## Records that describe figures
┌──
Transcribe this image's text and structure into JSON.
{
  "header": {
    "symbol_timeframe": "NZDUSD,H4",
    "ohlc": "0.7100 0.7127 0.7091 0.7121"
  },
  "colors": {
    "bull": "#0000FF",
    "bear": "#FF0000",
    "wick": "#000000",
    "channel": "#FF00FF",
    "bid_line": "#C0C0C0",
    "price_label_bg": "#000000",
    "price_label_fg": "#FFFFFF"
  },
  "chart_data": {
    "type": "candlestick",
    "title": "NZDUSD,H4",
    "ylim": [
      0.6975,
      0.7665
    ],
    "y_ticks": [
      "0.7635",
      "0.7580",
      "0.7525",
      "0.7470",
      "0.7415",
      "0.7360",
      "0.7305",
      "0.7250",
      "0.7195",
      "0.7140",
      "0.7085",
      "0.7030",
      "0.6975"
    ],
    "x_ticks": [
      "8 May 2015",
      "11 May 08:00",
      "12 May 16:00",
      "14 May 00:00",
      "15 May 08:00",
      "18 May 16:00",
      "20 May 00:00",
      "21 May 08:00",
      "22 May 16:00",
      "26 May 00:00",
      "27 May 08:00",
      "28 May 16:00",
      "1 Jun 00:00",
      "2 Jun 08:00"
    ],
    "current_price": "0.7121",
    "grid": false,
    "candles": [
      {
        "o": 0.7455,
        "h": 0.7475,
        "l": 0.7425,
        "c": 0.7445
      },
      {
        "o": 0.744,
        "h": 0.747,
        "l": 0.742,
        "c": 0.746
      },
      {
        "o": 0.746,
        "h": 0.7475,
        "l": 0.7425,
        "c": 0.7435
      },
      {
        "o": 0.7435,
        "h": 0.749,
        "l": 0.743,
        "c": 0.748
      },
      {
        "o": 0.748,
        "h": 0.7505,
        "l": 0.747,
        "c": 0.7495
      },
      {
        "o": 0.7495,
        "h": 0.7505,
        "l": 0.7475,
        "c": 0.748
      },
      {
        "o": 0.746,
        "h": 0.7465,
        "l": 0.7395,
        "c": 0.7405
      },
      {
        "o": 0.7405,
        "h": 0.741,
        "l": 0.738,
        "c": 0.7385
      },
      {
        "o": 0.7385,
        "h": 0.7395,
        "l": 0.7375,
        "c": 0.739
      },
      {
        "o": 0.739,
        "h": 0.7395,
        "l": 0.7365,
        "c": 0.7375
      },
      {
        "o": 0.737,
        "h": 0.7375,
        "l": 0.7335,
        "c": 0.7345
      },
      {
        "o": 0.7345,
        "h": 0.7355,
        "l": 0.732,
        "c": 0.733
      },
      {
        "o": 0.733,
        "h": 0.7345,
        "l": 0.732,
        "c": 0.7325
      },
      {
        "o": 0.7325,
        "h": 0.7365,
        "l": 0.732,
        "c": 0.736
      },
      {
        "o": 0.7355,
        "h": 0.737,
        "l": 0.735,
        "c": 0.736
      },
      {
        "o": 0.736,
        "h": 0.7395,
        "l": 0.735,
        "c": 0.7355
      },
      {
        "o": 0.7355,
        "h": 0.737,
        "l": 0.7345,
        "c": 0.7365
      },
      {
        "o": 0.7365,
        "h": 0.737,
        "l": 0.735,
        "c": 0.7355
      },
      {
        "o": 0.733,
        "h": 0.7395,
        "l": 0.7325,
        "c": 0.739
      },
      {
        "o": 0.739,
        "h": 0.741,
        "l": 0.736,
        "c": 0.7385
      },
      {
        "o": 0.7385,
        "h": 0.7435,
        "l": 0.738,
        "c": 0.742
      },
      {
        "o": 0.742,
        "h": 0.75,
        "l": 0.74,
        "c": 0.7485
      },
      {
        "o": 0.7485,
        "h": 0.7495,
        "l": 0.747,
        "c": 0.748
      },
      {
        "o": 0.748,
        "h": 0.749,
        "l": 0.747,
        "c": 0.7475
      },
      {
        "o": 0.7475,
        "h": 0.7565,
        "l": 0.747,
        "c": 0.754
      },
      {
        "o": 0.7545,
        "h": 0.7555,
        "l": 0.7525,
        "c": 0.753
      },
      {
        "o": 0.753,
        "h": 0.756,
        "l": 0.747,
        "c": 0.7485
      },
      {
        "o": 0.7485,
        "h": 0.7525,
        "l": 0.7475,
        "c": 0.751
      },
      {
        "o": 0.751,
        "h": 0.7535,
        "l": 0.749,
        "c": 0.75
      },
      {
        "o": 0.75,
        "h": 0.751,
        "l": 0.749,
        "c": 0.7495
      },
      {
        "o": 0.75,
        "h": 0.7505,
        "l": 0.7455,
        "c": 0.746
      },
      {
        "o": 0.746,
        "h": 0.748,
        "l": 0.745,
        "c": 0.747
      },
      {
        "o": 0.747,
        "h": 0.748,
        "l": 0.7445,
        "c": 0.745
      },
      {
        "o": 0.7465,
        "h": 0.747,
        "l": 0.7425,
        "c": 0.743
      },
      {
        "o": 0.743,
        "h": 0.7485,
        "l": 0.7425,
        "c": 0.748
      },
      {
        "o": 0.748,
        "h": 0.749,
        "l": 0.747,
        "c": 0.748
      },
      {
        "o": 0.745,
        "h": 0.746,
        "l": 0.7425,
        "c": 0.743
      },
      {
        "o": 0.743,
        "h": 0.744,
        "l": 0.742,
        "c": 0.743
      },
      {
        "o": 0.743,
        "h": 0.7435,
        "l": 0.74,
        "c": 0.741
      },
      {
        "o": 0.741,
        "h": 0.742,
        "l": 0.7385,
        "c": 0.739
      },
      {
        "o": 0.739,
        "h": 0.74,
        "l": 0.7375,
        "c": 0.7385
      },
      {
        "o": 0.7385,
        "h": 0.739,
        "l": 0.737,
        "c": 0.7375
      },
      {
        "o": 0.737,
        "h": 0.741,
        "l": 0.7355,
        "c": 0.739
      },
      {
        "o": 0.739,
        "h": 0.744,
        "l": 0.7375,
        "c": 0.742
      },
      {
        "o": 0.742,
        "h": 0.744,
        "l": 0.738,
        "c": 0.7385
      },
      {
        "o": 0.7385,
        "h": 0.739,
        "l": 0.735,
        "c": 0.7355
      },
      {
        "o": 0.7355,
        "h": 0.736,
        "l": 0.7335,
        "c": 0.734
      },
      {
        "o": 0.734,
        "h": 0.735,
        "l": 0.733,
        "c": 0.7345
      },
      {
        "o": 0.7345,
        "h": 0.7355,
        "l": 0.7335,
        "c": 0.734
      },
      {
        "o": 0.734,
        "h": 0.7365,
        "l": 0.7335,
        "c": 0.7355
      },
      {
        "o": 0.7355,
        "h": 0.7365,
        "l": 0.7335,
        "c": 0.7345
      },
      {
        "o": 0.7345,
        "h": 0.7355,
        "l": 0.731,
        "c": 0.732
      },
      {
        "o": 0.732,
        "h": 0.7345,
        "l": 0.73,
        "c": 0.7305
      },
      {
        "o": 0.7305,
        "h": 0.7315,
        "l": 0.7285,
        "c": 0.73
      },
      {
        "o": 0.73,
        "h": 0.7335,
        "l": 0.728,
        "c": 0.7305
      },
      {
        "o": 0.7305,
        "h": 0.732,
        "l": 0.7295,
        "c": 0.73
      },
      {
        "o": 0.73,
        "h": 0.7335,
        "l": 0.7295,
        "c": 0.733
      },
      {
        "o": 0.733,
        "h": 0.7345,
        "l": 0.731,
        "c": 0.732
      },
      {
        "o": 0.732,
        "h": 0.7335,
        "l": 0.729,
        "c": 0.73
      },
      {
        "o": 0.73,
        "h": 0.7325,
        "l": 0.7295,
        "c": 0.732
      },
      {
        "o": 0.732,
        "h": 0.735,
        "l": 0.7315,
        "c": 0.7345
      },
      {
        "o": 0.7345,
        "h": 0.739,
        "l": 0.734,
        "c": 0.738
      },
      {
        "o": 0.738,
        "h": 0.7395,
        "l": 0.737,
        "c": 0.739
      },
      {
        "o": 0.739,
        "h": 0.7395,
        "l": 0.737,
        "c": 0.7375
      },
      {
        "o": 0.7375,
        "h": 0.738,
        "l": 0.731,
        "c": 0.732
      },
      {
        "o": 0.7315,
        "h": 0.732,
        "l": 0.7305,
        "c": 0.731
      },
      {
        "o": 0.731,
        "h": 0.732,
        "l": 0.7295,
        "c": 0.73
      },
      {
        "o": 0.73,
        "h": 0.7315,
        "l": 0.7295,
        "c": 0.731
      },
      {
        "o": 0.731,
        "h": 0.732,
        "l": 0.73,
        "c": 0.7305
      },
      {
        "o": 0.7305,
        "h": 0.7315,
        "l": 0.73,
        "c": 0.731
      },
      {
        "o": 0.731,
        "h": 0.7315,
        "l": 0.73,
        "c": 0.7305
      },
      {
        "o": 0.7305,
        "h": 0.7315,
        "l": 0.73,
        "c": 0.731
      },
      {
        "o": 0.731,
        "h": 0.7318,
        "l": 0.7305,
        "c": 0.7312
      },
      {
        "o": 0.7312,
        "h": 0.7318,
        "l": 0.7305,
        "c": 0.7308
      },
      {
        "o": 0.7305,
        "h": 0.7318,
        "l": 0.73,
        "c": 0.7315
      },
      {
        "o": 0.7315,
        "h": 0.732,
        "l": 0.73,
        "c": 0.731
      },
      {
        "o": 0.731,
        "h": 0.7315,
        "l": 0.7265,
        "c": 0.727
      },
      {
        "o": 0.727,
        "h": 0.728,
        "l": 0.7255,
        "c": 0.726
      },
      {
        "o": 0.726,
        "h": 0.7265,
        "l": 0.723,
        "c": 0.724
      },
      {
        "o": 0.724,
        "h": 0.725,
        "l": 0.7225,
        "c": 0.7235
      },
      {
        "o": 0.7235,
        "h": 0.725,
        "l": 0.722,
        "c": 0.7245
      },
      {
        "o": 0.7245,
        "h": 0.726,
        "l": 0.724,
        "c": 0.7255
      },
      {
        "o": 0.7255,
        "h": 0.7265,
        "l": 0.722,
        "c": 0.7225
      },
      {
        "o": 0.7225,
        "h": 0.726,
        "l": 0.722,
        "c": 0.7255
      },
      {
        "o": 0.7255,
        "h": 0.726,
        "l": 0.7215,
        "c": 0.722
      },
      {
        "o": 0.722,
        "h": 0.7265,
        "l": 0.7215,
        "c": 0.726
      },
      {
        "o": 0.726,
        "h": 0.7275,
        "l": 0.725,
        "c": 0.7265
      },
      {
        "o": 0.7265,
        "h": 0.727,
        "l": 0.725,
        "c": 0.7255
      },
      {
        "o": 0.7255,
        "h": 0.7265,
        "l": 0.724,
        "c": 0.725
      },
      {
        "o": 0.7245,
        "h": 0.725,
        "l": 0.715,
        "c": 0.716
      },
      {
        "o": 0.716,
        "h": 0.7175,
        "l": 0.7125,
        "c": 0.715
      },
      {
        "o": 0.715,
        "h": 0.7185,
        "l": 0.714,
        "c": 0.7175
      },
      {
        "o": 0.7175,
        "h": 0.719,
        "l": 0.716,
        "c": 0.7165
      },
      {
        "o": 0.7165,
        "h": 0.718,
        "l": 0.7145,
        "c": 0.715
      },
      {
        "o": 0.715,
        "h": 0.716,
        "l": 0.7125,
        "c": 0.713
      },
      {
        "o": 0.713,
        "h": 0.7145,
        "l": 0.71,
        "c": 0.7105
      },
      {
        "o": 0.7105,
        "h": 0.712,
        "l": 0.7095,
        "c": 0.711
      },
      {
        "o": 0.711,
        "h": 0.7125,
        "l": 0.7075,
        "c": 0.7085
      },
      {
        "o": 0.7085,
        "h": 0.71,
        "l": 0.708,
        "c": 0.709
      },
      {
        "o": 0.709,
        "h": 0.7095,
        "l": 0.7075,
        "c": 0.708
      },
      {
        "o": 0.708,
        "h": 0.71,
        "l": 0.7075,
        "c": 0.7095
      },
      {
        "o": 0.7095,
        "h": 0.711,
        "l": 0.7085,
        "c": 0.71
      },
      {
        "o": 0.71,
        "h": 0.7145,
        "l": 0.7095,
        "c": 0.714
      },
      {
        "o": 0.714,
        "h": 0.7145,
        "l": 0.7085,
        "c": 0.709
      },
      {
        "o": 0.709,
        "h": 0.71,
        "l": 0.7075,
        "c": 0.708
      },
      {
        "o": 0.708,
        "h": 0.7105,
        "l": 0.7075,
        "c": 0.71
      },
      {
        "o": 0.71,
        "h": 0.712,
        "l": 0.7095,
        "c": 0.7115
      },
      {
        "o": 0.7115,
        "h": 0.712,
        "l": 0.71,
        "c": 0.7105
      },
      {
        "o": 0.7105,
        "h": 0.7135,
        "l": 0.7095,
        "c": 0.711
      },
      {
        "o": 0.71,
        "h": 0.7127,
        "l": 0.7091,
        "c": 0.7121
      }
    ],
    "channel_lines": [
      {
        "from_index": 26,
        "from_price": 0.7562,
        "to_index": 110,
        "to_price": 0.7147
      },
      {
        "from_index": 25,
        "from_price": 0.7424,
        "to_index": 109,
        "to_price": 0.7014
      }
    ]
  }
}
└──
## YOUR TASK
Identify the lines of the entries containing the string "NZDUSD". Copy each such line.

## TASK SOLUTION
    "symbol_timeframe": "NZDUSD,H4",
    "title": "NZDUSD,H4",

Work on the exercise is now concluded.